-- USING THE INFORMATION --
a) In the concussion study text, update the passage starting with "The current study" and going on through "and prescribing treatment." so that "helmets" becomes "headgear".
b) According to the concussion study text, how many students wore the instrumented helmets?
c) Translate this sentence from the concussion study text into Spanish: "Team trainers and physicians followed their standard procedures for assessing and diagnosing potential concussions and prescribing treatment."

-- STUDY TEXT --
────
In recent years it has become clear that athletes who experience repeated impacts to the head may be at risk of potentially serious neurological and psychiatric problems. But a study of sports programs at three major universities, published in the October 2 Journal of Neurosurgery, finds that the way the injury commonly called concussion is usually diagnosed – largely based on athletes' subjective symptoms – varies greatly and may not be the best way to determine who is at risk for future problems. In addition, the way the term concussion is used in sports injuries may differ from how it is used in other medical contexts, potentially hindering communication about the factors most relevant to patient outcomes.
"The term 'concussion' means different things to different people, and it's not yet clear that the signs and symptoms we now use to make a diagnosis will ultimately prove to be the most important pieces of this complicated puzzle," says Ann-Christine Duhaime, MD, director of the Pediatric Brain Trauma Lab at Massachusetts General Hospital (MGH), who led the study. "Some patients who receive a diagnosis of concussion go on to have very few problems, and some who are not diagnosed because they have no immediate symptoms may have sustained a lot of force to the head with potentially serious consequences."
The current study is part of a larger investigation into the biomechanical basis of concussion and the effects of repeat impacts to the head, conducted over five years at Brown University, Dartmouth College and Virginia Tech. A total of 450 students – members of all three schools' football teams, two women's and two men’s ice hockey teams – wore helmets equipped with instruments that measured the frequency, magnitude and location of head impacts experienced during practice sessions, scrimmages and games. Team trainers and physicians followed their standard procedures for assessing and diagnosing potential concussions and prescribing treatment.
────
-- RECORDS --
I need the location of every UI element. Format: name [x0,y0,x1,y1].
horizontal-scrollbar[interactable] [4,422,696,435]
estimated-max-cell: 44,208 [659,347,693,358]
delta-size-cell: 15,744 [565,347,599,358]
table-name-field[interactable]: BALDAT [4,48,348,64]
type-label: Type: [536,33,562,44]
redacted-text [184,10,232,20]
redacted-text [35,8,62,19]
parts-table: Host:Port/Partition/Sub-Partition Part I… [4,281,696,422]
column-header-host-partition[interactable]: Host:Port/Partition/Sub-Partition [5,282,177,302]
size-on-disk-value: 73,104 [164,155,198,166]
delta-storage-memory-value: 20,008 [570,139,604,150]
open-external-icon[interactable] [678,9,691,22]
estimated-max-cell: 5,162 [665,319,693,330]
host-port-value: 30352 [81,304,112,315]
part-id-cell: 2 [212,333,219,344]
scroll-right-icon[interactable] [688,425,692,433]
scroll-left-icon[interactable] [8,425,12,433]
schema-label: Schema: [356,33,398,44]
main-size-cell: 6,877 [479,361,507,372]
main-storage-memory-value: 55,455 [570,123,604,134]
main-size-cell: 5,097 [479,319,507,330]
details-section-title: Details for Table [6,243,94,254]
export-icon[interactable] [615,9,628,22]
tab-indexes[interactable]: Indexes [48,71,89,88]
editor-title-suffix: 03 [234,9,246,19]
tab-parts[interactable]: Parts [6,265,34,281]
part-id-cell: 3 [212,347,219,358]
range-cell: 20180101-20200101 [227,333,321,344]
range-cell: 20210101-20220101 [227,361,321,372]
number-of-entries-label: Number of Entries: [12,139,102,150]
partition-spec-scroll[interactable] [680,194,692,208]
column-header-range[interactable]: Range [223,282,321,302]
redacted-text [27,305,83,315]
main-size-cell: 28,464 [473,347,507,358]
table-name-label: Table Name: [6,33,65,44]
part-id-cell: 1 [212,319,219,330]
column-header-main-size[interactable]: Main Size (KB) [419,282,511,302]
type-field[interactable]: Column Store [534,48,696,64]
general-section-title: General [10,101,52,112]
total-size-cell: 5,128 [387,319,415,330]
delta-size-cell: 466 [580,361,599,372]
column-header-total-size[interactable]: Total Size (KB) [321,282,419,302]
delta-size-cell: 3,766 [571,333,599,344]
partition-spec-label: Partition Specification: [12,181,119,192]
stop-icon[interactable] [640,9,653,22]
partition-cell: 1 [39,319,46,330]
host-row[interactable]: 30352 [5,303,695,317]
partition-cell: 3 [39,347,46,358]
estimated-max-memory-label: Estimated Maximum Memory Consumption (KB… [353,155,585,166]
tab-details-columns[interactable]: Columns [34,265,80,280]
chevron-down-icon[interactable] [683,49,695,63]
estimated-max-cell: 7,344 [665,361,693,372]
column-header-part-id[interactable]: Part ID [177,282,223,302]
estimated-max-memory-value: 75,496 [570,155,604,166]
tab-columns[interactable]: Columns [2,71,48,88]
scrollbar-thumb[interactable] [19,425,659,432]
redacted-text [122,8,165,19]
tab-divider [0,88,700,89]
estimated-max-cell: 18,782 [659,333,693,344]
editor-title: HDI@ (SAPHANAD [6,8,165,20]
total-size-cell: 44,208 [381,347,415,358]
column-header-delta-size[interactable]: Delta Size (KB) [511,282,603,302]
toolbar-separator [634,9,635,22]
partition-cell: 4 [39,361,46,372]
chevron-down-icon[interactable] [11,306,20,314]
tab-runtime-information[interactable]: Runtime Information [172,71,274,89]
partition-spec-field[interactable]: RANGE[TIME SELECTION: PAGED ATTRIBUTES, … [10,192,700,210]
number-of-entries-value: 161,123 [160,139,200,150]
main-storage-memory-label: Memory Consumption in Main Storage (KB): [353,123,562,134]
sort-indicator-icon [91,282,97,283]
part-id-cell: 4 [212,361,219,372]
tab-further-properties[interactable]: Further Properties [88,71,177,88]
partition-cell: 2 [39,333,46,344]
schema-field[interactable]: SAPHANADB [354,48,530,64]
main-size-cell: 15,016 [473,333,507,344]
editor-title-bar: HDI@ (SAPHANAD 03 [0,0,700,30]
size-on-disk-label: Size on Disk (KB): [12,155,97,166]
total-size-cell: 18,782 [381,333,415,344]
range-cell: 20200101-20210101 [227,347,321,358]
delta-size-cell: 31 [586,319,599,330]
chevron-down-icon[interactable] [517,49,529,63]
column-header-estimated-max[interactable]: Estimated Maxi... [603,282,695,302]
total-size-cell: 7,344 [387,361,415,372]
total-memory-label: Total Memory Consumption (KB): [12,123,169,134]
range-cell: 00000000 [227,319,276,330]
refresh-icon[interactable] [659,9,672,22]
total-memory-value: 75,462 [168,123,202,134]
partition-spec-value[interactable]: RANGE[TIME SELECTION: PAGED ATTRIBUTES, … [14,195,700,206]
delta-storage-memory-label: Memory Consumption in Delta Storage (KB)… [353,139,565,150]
────
-- EXERCISE ANSWERS --
a)
The current study is part of a larger investigation into the biomechanical basis of concussion and the effects of repeat impacts to the head, conducted over five years at Brown University, Dartmouth College and Virginia Tech. A total of 450 students – members of all three schools' football teams, two women's and two men’s ice hockey teams – wore headgear equipped with instruments that measured the frequency, magnitude and location of head impacts experienced during practice sessions, scrimmages and games. Team trainers and physicians followed their standard procedures for assessing and diagnosing potential concussions and prescribing treatment.

b) 450 students

c) Los preparadores físicos y los médicos de los equipos siguieron sus procedimientos habituales para evaluar y diagnosticar posibles conmociones cerebrales y prescribir tratamiento.